PAGE EXTRACT:
* * *
Locking is a mechanism to ensure data integrity while allowing maximum concurrent access to data. It is used to implement concurrency control when multiple users access table to manipulate its data at the same time.
A lock is used to access a database concurrently for multiple users. This prevents data from being corrupted or invalidated when multiple users try to write to the database. Any single user can only modify those database records (that is, items in the database) to which they have applied a lock that gives them exclusive access to the record until the lock is released.

Locking Issue ::

There are many issue that while locking in Database.  Locking is strategy that prevent data lose and Data Corrupt. Locking issue describe as Under.

Lost Update

A lost update occurs when two different transactions are trying to update the same column on the same row within a database at the same time. Typically, one transaction updates a particular column in a particular row, while another that began very shortly afterward did not see this update before updating the same value itself. The result of the first transaction is then "lost," as it is simply overwritten by the second transaction.

Pessimistic locking

Which was the default locking in Oracle. This means that the row is locked in advance once one of  its attribute is changed through a call to setAttribute() method. If anyone else attempts to acquire a lock of the same row during this process, then it will be forced to wait until the first transaction has completed. This is achieved by using the familiar SELECT…FOR UPDATE syntax. This is the safest locking mode because two transactions will never make inconsistent change to the same row.

Optimistic Locking

Optimistic locking assumes that multiple transactions can complete without affecting each other. Oracle recommends using optimistic locking for web applications. instead of locking a row as soon as it is changed, under optimistic locking, it waits until changed row is posted before attempting to acquire a lock. An exception is not thrown until the conflicting transactions attempt to post their changes to the database.


Blocks

Simply put, a thread of control is blocked when it attempts to obtain a lock, but that attempt is denied because some other thread of control holds a conflicting lock. Once blocked, the thread of control is temporarily unable to make any forward progress until the requested lock is obtained or the operation requesting the lock is abandoned. Its Called Blocks

Deadlocks

A deadlock occurs when two or more threads of control are blocked, each waiting on a resource held by the other thread. When this happens, there is no possibility of the threads ever making forward progress unless some outside agent takes action to break the deadlock.
* * *
DATA PROVIDED:
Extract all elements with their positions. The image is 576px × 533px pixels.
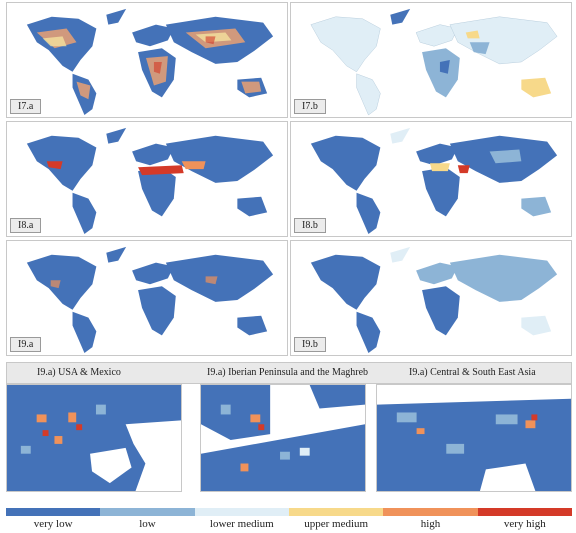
* * *
TASK DIRECTIONS:
Please retype the passage of the database locking text above that opens with the words containing "Which was the" and closes with "the same row.".

REPLY:
Which was the default locking in Oracle. This means that the row is locked in advance once one of  its attribute is changed through a call to setAttribute() method. If anyone else attempts to acquire a lock of the same row during this process, then it will be forced to wait until the first transaction has completed. This is achieved by using the familiar SELECT…FOR UPDATE syntax. This is the safest locking mode because two transactions will never make inconsistent change to the same row.